● **What is being asked**:
Copy out lines with the word "волновых" from the material that follows.

— Begin Records to process —

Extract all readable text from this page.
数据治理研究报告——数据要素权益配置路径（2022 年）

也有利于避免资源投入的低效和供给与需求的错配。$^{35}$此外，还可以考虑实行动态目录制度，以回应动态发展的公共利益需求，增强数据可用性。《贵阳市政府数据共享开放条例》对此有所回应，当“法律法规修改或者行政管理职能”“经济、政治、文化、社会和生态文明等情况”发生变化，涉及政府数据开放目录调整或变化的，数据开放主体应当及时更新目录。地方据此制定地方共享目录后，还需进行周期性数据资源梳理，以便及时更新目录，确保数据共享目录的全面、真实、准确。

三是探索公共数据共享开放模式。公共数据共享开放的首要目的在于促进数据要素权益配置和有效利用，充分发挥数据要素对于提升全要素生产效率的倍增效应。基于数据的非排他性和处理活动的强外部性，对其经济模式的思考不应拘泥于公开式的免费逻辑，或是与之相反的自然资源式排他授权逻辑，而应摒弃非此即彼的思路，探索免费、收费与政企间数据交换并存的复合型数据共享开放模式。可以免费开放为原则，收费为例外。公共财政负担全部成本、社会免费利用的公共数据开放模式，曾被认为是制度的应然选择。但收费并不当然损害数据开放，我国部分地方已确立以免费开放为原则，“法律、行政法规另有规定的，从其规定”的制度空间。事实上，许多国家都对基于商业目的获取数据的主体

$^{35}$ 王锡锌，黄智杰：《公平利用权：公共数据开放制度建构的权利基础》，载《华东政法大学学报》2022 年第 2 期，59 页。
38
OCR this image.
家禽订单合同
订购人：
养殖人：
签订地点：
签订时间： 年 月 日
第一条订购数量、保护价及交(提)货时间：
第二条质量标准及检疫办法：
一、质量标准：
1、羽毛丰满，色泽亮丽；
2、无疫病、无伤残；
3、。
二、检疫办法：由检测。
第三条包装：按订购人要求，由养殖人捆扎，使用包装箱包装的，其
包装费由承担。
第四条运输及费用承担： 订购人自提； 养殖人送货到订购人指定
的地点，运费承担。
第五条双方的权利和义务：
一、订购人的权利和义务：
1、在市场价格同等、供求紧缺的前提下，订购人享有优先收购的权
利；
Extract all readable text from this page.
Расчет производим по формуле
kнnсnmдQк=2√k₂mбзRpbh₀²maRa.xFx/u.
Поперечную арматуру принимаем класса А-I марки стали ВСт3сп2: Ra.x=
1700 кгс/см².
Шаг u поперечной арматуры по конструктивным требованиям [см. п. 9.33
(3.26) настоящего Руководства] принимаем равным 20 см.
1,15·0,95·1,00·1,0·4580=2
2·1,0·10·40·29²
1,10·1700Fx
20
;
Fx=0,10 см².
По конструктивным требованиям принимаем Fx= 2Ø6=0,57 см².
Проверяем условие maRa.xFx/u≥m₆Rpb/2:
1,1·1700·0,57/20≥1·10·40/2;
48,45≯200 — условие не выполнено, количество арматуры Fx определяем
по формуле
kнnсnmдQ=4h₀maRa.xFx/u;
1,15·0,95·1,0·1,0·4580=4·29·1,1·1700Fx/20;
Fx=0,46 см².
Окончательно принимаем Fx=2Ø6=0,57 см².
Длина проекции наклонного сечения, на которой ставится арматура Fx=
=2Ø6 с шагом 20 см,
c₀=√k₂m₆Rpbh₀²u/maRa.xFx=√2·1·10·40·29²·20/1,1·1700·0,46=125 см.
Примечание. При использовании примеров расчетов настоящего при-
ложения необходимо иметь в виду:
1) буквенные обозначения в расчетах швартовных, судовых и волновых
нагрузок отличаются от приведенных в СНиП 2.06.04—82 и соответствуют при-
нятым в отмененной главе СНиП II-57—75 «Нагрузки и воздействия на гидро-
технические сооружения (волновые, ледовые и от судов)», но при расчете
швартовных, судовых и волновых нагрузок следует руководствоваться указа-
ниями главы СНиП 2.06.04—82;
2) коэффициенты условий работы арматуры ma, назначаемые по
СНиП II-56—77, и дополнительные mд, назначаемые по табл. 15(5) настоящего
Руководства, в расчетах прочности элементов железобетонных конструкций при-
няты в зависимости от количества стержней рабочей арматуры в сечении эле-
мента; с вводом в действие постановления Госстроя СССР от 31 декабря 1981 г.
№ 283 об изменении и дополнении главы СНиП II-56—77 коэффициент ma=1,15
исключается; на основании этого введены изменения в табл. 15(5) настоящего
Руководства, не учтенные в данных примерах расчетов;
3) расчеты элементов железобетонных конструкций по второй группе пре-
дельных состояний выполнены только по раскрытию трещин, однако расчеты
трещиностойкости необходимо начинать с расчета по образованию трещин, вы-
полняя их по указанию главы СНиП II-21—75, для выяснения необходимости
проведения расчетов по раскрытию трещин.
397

— End Records to process —

● **Exercise response**:
1) буквенные обозначения в расчетах швартовных, судовых и волновых
швартовных, судовых и волновых нагрузок следует руководствоваться указа-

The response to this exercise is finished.